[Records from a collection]
++++++

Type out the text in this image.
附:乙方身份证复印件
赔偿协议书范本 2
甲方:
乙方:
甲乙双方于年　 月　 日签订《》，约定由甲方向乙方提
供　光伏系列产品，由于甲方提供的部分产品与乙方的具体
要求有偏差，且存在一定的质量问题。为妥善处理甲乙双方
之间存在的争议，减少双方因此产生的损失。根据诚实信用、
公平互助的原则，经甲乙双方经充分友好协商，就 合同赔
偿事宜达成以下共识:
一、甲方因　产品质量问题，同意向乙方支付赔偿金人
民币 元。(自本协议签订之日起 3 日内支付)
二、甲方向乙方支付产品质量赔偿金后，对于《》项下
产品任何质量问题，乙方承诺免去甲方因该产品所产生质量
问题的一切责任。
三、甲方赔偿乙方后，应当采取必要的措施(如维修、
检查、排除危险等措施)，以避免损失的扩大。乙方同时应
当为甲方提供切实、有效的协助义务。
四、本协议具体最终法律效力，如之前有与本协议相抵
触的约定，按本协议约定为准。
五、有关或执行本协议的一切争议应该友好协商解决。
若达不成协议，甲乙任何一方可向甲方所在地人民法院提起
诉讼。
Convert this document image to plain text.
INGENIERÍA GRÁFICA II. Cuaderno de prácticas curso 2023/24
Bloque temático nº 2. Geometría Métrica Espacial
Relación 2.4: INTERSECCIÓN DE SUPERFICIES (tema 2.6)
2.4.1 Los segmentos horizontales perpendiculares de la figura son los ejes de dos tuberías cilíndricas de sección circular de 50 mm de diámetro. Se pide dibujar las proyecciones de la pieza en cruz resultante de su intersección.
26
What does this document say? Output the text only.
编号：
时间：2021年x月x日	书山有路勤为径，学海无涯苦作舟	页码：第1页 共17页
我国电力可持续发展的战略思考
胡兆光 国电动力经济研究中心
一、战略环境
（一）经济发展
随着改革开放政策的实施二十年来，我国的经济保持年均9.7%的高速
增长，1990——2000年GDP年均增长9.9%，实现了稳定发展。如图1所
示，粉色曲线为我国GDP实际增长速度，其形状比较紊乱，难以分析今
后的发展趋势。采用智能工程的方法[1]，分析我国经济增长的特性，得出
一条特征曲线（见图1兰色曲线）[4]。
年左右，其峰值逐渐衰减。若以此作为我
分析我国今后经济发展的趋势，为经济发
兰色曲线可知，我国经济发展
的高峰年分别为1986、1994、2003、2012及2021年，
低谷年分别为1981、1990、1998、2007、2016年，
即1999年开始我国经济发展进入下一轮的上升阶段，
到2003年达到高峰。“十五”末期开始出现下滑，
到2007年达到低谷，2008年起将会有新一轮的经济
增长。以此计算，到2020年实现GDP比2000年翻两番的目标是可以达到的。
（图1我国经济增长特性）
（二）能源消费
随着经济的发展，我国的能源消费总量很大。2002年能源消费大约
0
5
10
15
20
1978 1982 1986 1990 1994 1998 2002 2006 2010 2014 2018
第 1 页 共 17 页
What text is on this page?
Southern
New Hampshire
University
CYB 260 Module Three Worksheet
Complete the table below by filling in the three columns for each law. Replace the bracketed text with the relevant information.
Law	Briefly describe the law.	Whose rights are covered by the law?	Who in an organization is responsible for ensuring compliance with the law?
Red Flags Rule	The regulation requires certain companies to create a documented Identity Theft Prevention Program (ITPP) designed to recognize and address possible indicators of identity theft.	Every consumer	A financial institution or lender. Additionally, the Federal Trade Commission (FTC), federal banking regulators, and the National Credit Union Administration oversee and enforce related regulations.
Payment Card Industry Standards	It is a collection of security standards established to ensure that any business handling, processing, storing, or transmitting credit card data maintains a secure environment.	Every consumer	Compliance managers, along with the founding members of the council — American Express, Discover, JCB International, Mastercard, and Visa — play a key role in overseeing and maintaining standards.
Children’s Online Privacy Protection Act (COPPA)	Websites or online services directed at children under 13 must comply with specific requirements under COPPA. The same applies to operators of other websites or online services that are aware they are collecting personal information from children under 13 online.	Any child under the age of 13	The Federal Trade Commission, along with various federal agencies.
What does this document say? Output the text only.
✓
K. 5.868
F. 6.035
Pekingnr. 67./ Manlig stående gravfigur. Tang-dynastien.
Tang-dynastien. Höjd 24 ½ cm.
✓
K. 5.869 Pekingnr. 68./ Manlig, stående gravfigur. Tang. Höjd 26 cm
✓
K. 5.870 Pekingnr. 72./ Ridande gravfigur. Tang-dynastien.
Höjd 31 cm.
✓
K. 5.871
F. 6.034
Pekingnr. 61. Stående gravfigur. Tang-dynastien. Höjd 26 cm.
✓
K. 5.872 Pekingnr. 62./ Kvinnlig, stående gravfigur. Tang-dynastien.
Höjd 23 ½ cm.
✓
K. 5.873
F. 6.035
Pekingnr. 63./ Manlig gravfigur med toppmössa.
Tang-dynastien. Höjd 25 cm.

++++++

Count each line of the data where the word "Höjd" appears, then reply with the total only.

- **SOLVED EXERCISE**
6